Dataset entries —
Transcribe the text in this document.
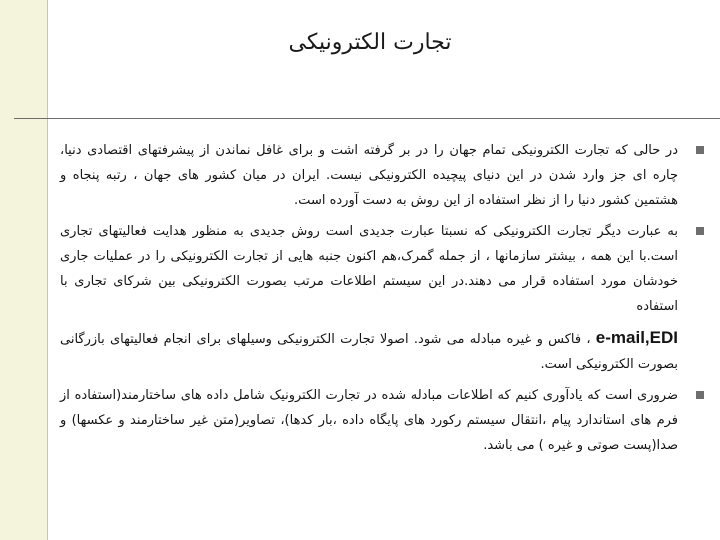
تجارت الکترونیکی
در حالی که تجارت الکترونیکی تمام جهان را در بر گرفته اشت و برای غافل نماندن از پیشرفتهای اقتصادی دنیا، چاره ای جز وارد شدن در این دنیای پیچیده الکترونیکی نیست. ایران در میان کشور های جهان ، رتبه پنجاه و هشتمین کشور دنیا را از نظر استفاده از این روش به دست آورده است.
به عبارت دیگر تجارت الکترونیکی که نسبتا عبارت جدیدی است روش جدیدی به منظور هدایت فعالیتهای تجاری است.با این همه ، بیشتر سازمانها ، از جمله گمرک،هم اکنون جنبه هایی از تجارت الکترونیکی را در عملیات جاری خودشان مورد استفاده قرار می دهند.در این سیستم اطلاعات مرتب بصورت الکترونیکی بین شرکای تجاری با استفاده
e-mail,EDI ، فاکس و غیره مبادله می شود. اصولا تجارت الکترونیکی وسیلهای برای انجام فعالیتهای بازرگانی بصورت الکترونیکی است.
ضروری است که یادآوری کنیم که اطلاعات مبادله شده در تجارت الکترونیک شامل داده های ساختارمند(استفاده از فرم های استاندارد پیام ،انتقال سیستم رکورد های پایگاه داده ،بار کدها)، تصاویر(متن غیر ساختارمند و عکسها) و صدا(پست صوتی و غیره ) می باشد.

Exercise directions — Go through the records above and copy every line with the word "الکترونیکی".

Worked solution —
تجارت الکترونیکی
در حالی که تجارت الکترونیکی تمام جهان را در بر گرفته اشت و برای غافل نماندن از پیشرفتهای اقتصادی دنیا، چاره ای جز وارد شدن در این دنیای پیچیده الکترونیکی نیست. ایران در میان کشور های جهان ، رتبه پنجاه و هشتمین کشور دنیا را از نظر استفاده از این روش به دست آورده است.
به عبارت دیگر تجارت الکترونیکی که نسبتا عبارت جدیدی است روش جدیدی به منظور هدایت فعالیتهای تجاری است.با این همه ، بیشتر سازمانها ، از جمله گمرک،هم اکنون جنبه هایی از تجارت الکترونیکی را در عملیات جاری خودشان مورد استفاده قرار می دهند.در این سیستم اطلاعات مرتب بصورت الکترونیکی بین شرکای تجاری با استفاده
e-mail,EDI ، فاکس و غیره مبادله می شود. اصولا تجارت الکترونیکی وسیلهای برای انجام فعالیتهای بازرگانی بصورت الکترونیکی است.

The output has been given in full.